[Agda] another possible without-K problem
Jason Reed
jcreed at gmail.com
Wed Jul 10 17:18:29 CEST 2013
If I replace the definition of S1 with
module S where
private
data #S1 : Set where
#base : #S1
#f : #S1 → #S1
S1 : Set
S1 = #S1
base : S1
base = #base
open S
it still checks for me in darcs-checked-out agda. Is this what you mean by
hiding the fact that it's inductively defined?
On Wed, Jul 10, 2013 at 11:01 AM, Altenkirch Thorsten <
psztxa at exmail.nottingham.ac.uk> wrote:
>
>
> On 10/07/2013 15:52, "Dan Licata" <drl at cs.cmu.edu> wrote:
>
> >Is this a bug or a design decision? It seems like this example is in
> >accord with the description of without-K in the release notes, but
> >that allowing matching when the indices are constructors has some
> >interesting consequences.
>
> You are right since in the example S1 is just an inductive type this isn't
> really a problem.
>
> Is this still possible if one "hides" the fact that S1 is inductively
> defined?
> I guess this is more the problem that the current implementation of HITs
> is a bit of a hack.

+++++

(Problems to work on)
[a] Condense the paragraph of the Agda post that begins "Is this a bug or a design decision?" into a shorter version that keeps its main points.
[b] From the Agda post, return the stretch from "On Wed, Jul" through "really a problem.", copied word for word.

+++++

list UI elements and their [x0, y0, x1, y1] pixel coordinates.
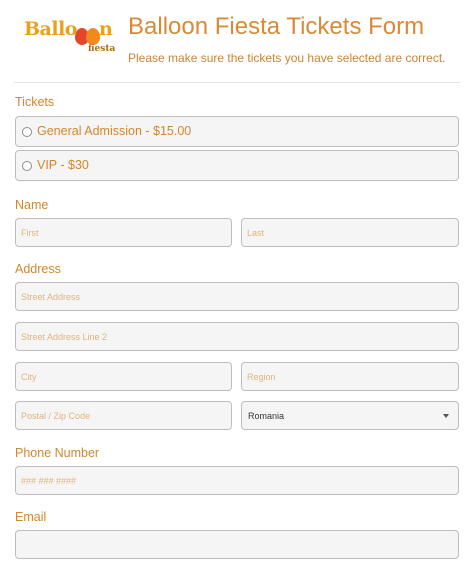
- form-header: Ballo n fiesta Balloon Fiesta Tickets Fo…: [0, 0, 474, 84]
- orange-balloon-icon: [86, 28, 100, 45]
- region-input[interactable]: [241, 362, 459, 391]
- ticket-option-label: General Admission - $15.00: [37, 124, 192, 138]
- chevron-down-icon: [443, 414, 449, 418]
- ticket-option-general-admission[interactable]: General Admission - $15.00: [15, 116, 459, 147]
- balloon-fiesta-logo: Ballo n fiesta: [24, 14, 116, 58]
- phone-number-input[interactable]: [15, 466, 459, 495]
- ticket-option-label: VIP - $30: [37, 158, 89, 172]
- address-label: Address: [15, 262, 61, 276]
- logo-word: Ballo: [24, 18, 77, 40]
- email-label: Email: [15, 510, 47, 524]
- radio-button[interactable]: [22, 127, 32, 137]
- last-name-input[interactable]: [241, 218, 459, 247]
- name-label: Name: [15, 198, 49, 212]
- radio-button[interactable]: [22, 161, 32, 171]
- country-select[interactable]: Romania: [241, 401, 459, 430]
- page-title: Balloon Fiesta Tickets Form: [128, 13, 425, 40]
- logo-word-end: n: [99, 18, 113, 40]
- logo-subtext: fiesta: [88, 44, 116, 54]
- street-address-line2-input[interactable]: [15, 322, 459, 351]
- header-divider: [14, 82, 460, 83]
- tickets-label: Tickets: [15, 95, 55, 109]
- city-input[interactable]: [15, 362, 232, 391]
- email-input[interactable]: [15, 530, 459, 559]
- page-subtitle: Please make sure the tickets you have se…: [128, 51, 446, 65]
- street-address-input[interactable]: [15, 282, 459, 311]
- postal-code-input[interactable]: [15, 401, 232, 430]
- country-select-value: Romania: [248, 411, 285, 421]
- phone-label: Phone Number: [15, 446, 100, 460]
- ticket-option-vip[interactable]: VIP - $30: [15, 150, 459, 181]
- first-name-input[interactable]: [15, 218, 232, 247]
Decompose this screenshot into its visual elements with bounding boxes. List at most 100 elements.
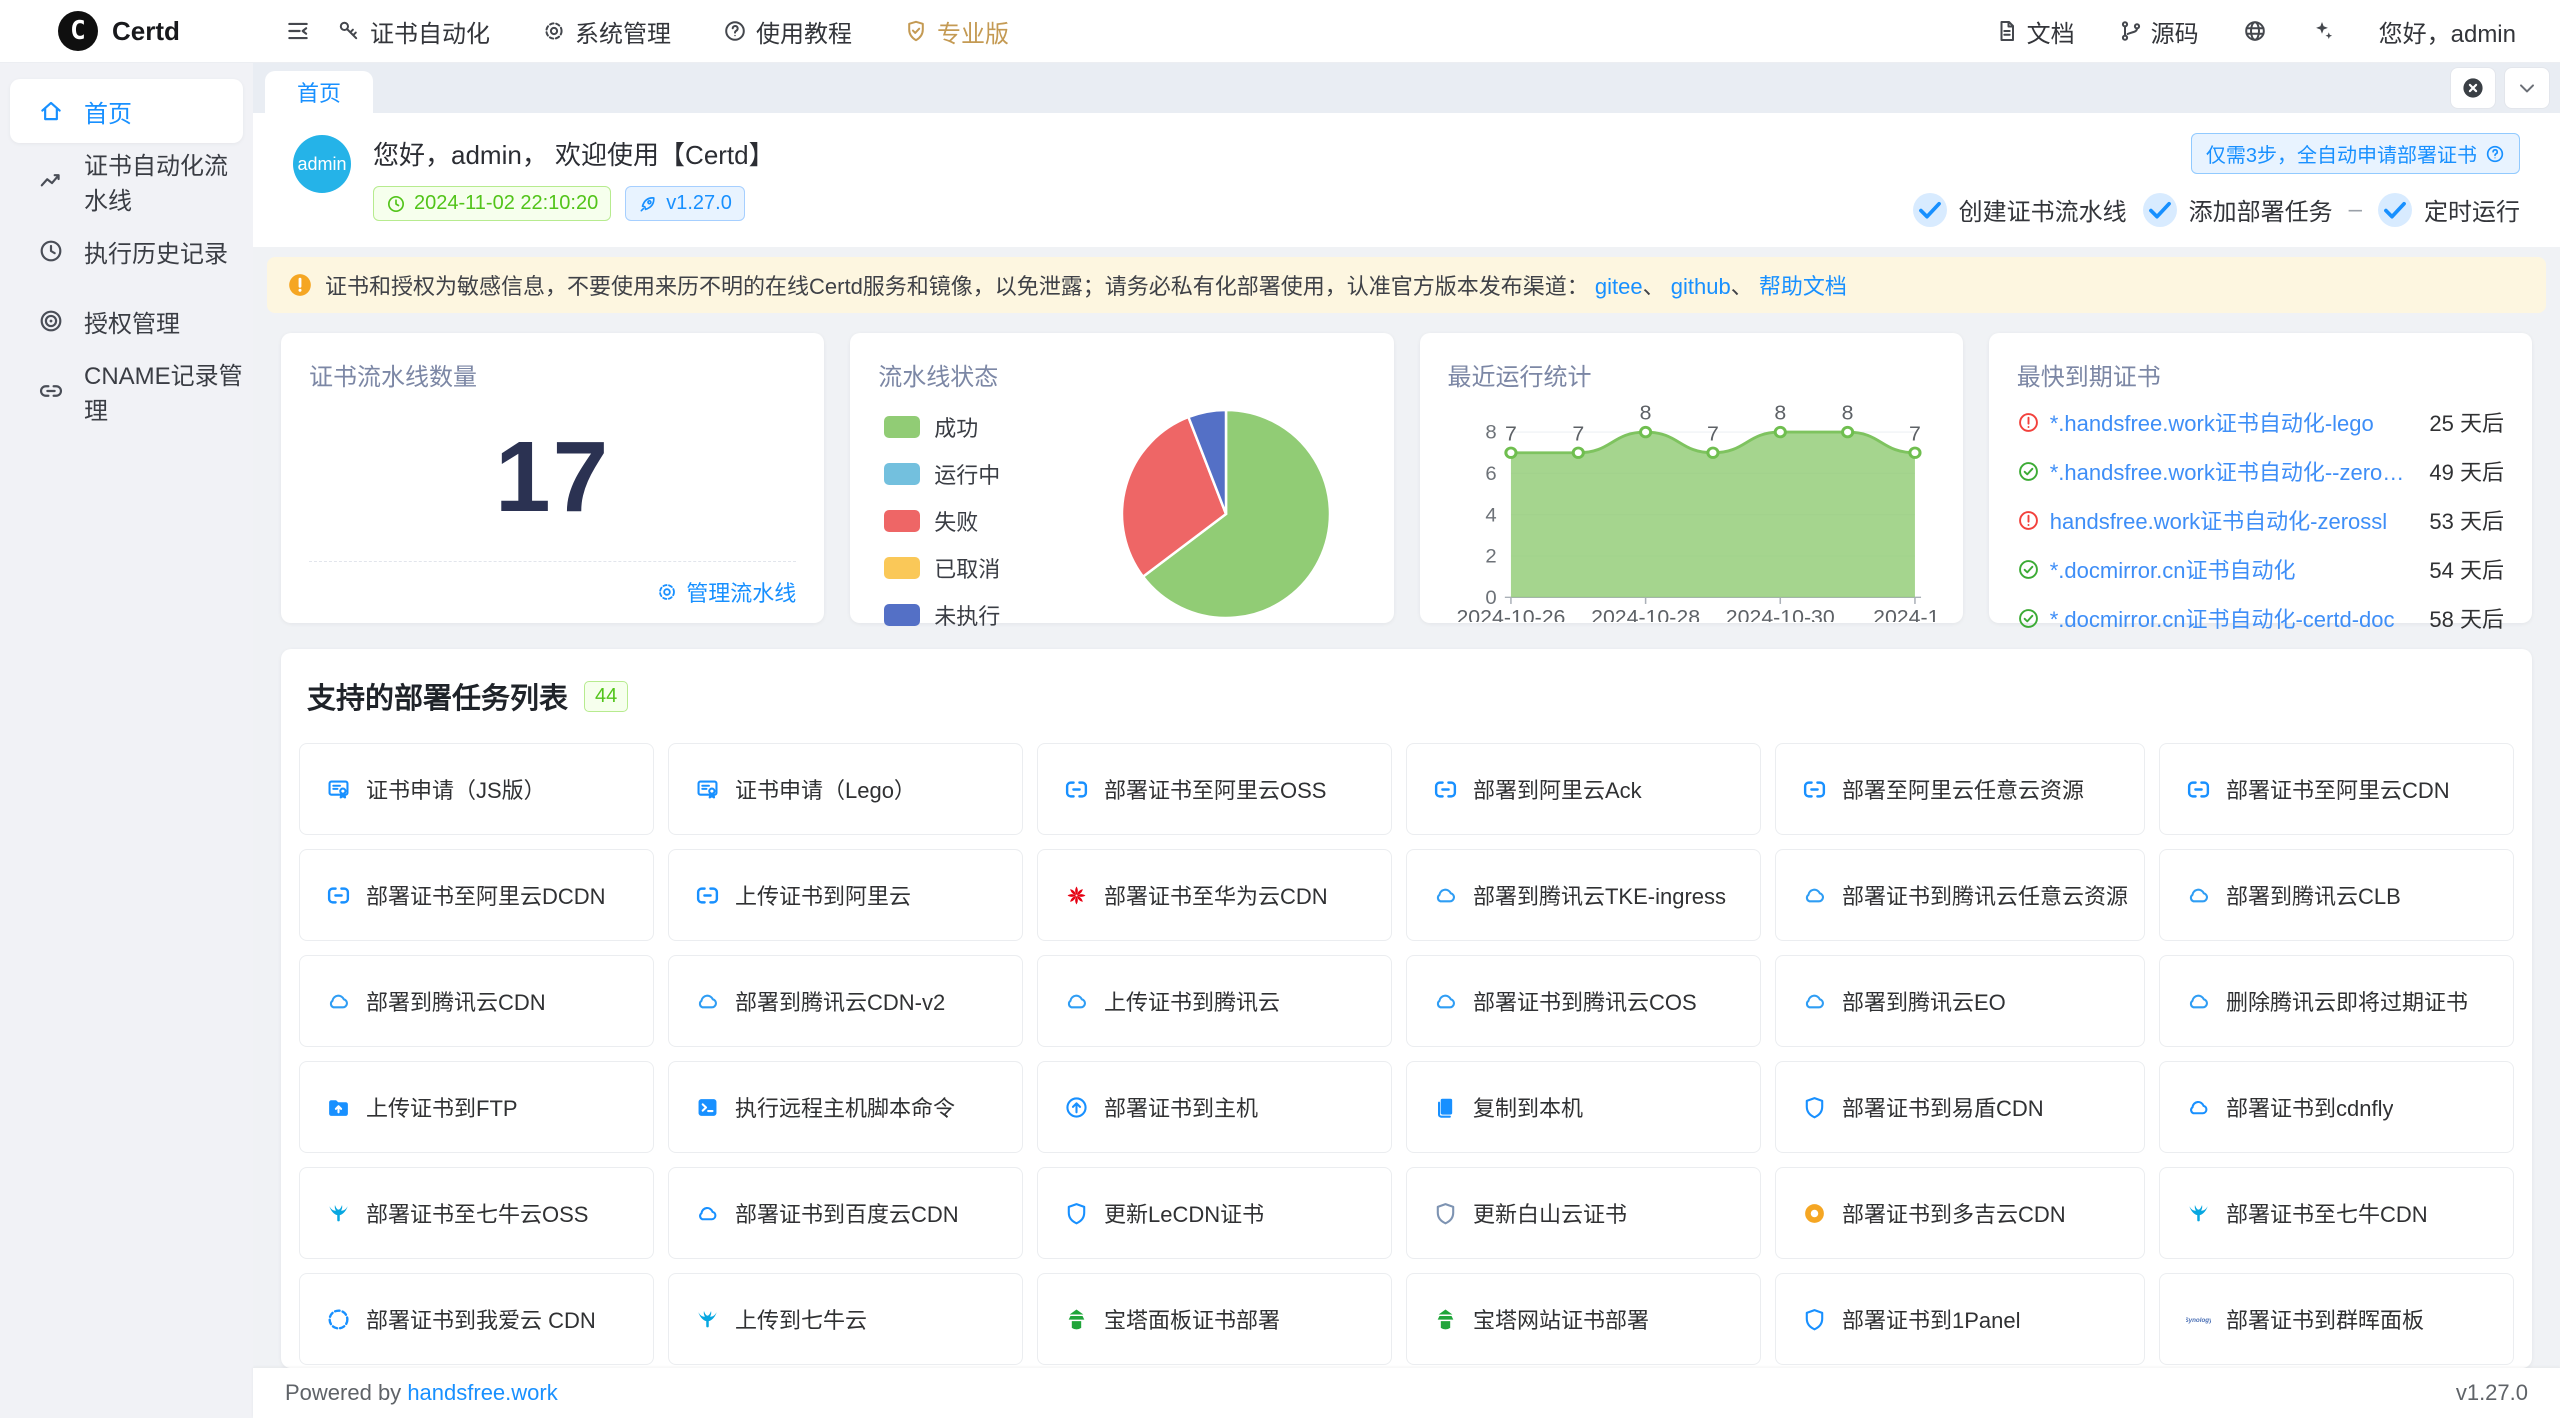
- nav-action-git-branch[interactable]: 源码: [2119, 14, 2199, 49]
- sidebar-item-执行历史记录[interactable]: 执行历史记录: [10, 219, 243, 283]
- task-card-部署证书到主机[interactable]: 部署证书到主机: [1037, 1061, 1392, 1153]
- task-card-部署证书到1Panel[interactable]: 部署证书到1Panel: [1775, 1273, 2145, 1365]
- task-card-部署到腾讯云CDN-v2[interactable]: 部署到腾讯云CDN-v2: [668, 955, 1023, 1047]
- card-title: 证书流水线数量: [309, 357, 796, 392]
- certd-logo-icon: C: [58, 11, 98, 51]
- tab-home[interactable]: 首页: [265, 71, 373, 113]
- task-card-部署证书到cdnfly[interactable]: 部署证书到cdnfly: [2159, 1061, 2514, 1153]
- task-card-部署证书到易盾CDN[interactable]: 部署证书到易盾CDN: [1775, 1061, 2145, 1153]
- task-card-更新LeCDN证书[interactable]: 更新LeCDN证书: [1037, 1167, 1392, 1259]
- brand[interactable]: C Certd: [0, 11, 253, 51]
- quick-start-badge[interactable]: 仅需3步，全自动申请部署证书: [2191, 133, 2520, 174]
- nav-item-question-circle[interactable]: 使用教程: [723, 14, 852, 49]
- expiry-cert-link[interactable]: handsfree.work证书自动化-zerossl: [2050, 504, 2408, 536]
- expiry-cert-link[interactable]: *.handsfree.work证书自动化-lego: [2050, 406, 2408, 438]
- task-card-上传证书到阿里云[interactable]: 上传证书到阿里云: [668, 849, 1023, 941]
- task-card-更新白山云证书[interactable]: 更新白山云证书: [1406, 1167, 1761, 1259]
- task-card-复制到本机[interactable]: 复制到本机: [1406, 1061, 1761, 1153]
- sidebar-collapse-icon[interactable]: [285, 18, 311, 44]
- avatar[interactable]: admin: [293, 135, 351, 193]
- task-card-部署证书到我爱云 CDN[interactable]: 部署证书到我爱云 CDN: [299, 1273, 654, 1365]
- nav-action-globe[interactable]: [2243, 19, 2267, 43]
- task-card-部署证书到腾讯云COS[interactable]: 部署证书到腾讯云COS: [1406, 955, 1761, 1047]
- task-card-宝塔网站证书部署[interactable]: 宝塔网站证书部署: [1406, 1273, 1761, 1365]
- task-card-部署证书至阿里云DCDN[interactable]: 部署证书至阿里云DCDN: [299, 849, 654, 941]
- host-upload-icon: [1064, 1095, 1089, 1120]
- task-card-部署证书至阿里云CDN[interactable]: 部署证书至阿里云CDN: [2159, 743, 2514, 835]
- task-label: 部署证书到腾讯云COS: [1473, 985, 1697, 1017]
- legend-item-失败[interactable]: 失败: [884, 505, 1000, 537]
- tencent-cloud-icon: [326, 989, 351, 1014]
- svg-text:Synology: Synology: [2186, 1317, 2211, 1324]
- close-tab-button[interactable]: [2450, 67, 2496, 109]
- nav-action-sparkles[interactable]: [2311, 19, 2335, 43]
- handsfree-link[interactable]: handsfree.work: [407, 1380, 557, 1405]
- sidebar-item-证书自动化流水线[interactable]: 证书自动化流水线: [10, 149, 243, 213]
- user-greeting[interactable]: 您好，admin: [2379, 14, 2516, 49]
- task-label: 部署到腾讯云TKE-ingress: [1473, 879, 1726, 911]
- task-card-上传证书到FTP[interactable]: 上传证书到FTP: [299, 1061, 654, 1153]
- task-card-部署证书至七牛CDN[interactable]: 部署证书至七牛CDN: [2159, 1167, 2514, 1259]
- tab-menu-button[interactable]: [2504, 67, 2550, 109]
- svg-text:7: 7: [1909, 423, 1921, 445]
- task-card-上传证书到腾讯云[interactable]: 上传证书到腾讯云: [1037, 955, 1392, 1047]
- sidebar-item-授权管理[interactable]: 授权管理: [10, 289, 243, 353]
- expiry-cert-link[interactable]: *.docmirror.cn证书自动化-certd-doc: [2050, 602, 2408, 634]
- quick-step-3[interactable]: 定时运行: [2378, 192, 2520, 227]
- task-card-部署到阿里云Ack[interactable]: 部署到阿里云Ack: [1406, 743, 1761, 835]
- task-card-上传到七牛云[interactable]: 上传到七牛云: [668, 1273, 1023, 1365]
- legend-item-未执行[interactable]: 未执行: [884, 599, 1000, 631]
- nav-action-document[interactable]: 文档: [1995, 14, 2075, 49]
- task-label: 更新白山云证书: [1473, 1197, 1627, 1229]
- task-card-部署证书到百度云CDN[interactable]: 部署证书到百度云CDN: [668, 1167, 1023, 1259]
- expiry-cert-link[interactable]: *.docmirror.cn证书自动化: [2050, 553, 2408, 585]
- task-card-部署到腾讯云TKE-ingress[interactable]: 部署到腾讯云TKE-ingress: [1406, 849, 1761, 941]
- alert-link-帮助文档[interactable]: 帮助文档: [1759, 274, 1847, 299]
- task-card-证书申请（JS版）[interactable]: 证书申请（JS版）: [299, 743, 654, 835]
- quick-step-1[interactable]: 创建证书流水线: [1913, 192, 2127, 227]
- task-label: 部署证书到主机: [1104, 1091, 1258, 1123]
- welcome-title: 您好，admin， 欢迎使用【Certd】: [373, 131, 775, 172]
- check-circle-icon: [2017, 460, 2040, 483]
- expiry-cert-link[interactable]: *.handsfree.work证书自动化--zerossl: [2050, 455, 2408, 487]
- task-label: 上传证书到腾讯云: [1104, 985, 1280, 1017]
- version-badge[interactable]: v1.27.0: [625, 186, 745, 221]
- task-card-部署证书到多吉云CDN[interactable]: 部署证书到多吉云CDN: [1775, 1167, 2145, 1259]
- quick-step-2[interactable]: 添加部署任务: [2143, 192, 2333, 227]
- task-card-删除腾讯云即将过期证书[interactable]: 删除腾讯云即将过期证书: [2159, 955, 2514, 1047]
- task-card-执行远程主机脚本命令[interactable]: 执行远程主机脚本命令: [668, 1061, 1023, 1153]
- sidebar-item-首页[interactable]: 首页: [10, 79, 243, 143]
- task-card-部署到腾讯云CDN[interactable]: 部署到腾讯云CDN: [299, 955, 654, 1047]
- task-card-部署证书至七牛云OSS[interactable]: 部署证书至七牛云OSS: [299, 1167, 654, 1259]
- nav-item-pro[interactable]: 专业版: [904, 14, 1009, 49]
- task-card-部署到腾讯云CLB[interactable]: 部署到腾讯云CLB: [2159, 849, 2514, 941]
- legend-item-成功[interactable]: 成功: [884, 411, 1000, 443]
- alert-link-gitee[interactable]: gitee: [1595, 274, 1643, 299]
- task-card-部署证书至华为云CDN[interactable]: 部署证书至华为云CDN: [1037, 849, 1392, 941]
- legend-item-运行中[interactable]: 运行中: [884, 458, 1000, 490]
- alert-link-github[interactable]: github: [1671, 274, 1731, 299]
- task-card-宝塔面板证书部署[interactable]: 宝塔面板证书部署: [1037, 1273, 1392, 1365]
- nav-item-key[interactable]: 证书自动化: [337, 14, 490, 49]
- task-card-部署到腾讯云EO[interactable]: 部署到腾讯云EO: [1775, 955, 2145, 1047]
- legend-item-已取消[interactable]: 已取消: [884, 552, 1000, 584]
- warning-icon: [287, 272, 313, 298]
- task-label: 部署证书到1Panel: [1842, 1303, 2021, 1335]
- card-title: 流水线状态: [878, 357, 1365, 392]
- task-card-证书申请（Lego）[interactable]: 证书申请（Lego）: [668, 743, 1023, 835]
- tencent-cloud-icon: [1064, 989, 1089, 1014]
- link-icon: [38, 378, 64, 404]
- task-card-部署证书至阿里云OSS[interactable]: 部署证书至阿里云OSS: [1037, 743, 1392, 835]
- svg-text:6: 6: [1485, 464, 1496, 485]
- shield-icon: [1064, 1201, 1089, 1226]
- task-card-部署至阿里云任意云资源[interactable]: 部署至阿里云任意云资源: [1775, 743, 2145, 835]
- qiniu-icon: [2186, 1201, 2211, 1226]
- pro-badge-icon: [904, 19, 928, 43]
- task-card-部署证书到群晖面板[interactable]: Synology部署证书到群晖面板: [2159, 1273, 2514, 1365]
- task-card-部署证书到腾讯云任意云资源[interactable]: 部署证书到腾讯云任意云资源: [1775, 849, 2145, 941]
- sidebar-item-CNAME记录管理[interactable]: CNAME记录管理: [10, 359, 243, 423]
- quick-step-label: 定时运行: [2424, 192, 2520, 227]
- shield-icon: [1802, 1307, 1827, 1332]
- nav-item-gear[interactable]: 系统管理: [542, 14, 671, 49]
- manage-pipelines-link[interactable]: 管理流水线: [656, 576, 796, 608]
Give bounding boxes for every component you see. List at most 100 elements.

+++++

(Task responses)
[a] Bug or design decision? The example fits the release notes' account of without-K, but allowing matching when the indices are constructors has some interesting consequences.

[b]
On Wed, Jul 10, 2013 at 11:01 AM, Altenkirch Thorsten <
psztxa at exmail.nottingham.ac.uk> wrote:
>
>
> On 10/07/2013 15:52, "Dan Licata" <drl at cs.cmu.edu> wrote:
>
> >Is this a bug or a design decision? It seems like this example is in
> >accord with the description of without-K in the release notes, but
> >that allowing matching when the indices are constructors has some
> >interesting consequences.
>
> You are right since in the example S1 is just an inductive type this isn't
> really a problem.